[Dataset rows]
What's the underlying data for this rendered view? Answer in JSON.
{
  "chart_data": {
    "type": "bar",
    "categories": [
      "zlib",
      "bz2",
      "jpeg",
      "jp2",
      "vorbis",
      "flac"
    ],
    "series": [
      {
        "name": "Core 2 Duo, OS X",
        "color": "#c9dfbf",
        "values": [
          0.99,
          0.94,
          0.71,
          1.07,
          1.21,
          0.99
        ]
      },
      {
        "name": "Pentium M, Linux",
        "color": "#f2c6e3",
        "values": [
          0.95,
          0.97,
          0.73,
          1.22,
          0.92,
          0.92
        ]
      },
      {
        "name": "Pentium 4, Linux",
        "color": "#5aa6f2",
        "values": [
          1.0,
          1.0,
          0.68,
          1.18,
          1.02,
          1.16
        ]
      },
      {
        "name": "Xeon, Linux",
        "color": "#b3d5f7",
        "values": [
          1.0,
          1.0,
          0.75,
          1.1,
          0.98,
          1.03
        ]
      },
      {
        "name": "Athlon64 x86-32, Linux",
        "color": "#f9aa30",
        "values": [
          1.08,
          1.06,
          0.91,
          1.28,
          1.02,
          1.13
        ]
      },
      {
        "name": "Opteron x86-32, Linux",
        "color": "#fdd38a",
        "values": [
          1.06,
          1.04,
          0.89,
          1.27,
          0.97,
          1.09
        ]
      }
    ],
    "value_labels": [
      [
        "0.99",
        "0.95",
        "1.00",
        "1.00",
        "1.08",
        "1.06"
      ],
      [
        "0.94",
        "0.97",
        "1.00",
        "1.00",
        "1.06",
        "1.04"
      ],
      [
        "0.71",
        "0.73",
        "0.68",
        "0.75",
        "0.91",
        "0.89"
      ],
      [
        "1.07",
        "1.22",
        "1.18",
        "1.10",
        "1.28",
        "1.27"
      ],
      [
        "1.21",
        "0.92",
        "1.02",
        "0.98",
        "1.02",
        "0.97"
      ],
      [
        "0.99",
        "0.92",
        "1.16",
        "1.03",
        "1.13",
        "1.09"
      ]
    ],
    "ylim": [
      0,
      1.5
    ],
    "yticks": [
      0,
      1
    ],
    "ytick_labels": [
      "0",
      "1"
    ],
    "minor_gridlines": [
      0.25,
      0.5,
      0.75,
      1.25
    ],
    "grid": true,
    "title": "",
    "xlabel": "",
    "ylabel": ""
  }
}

**Required task**
Only the number is needed here: how many lines of the records contain "name"?

**Task solution**
6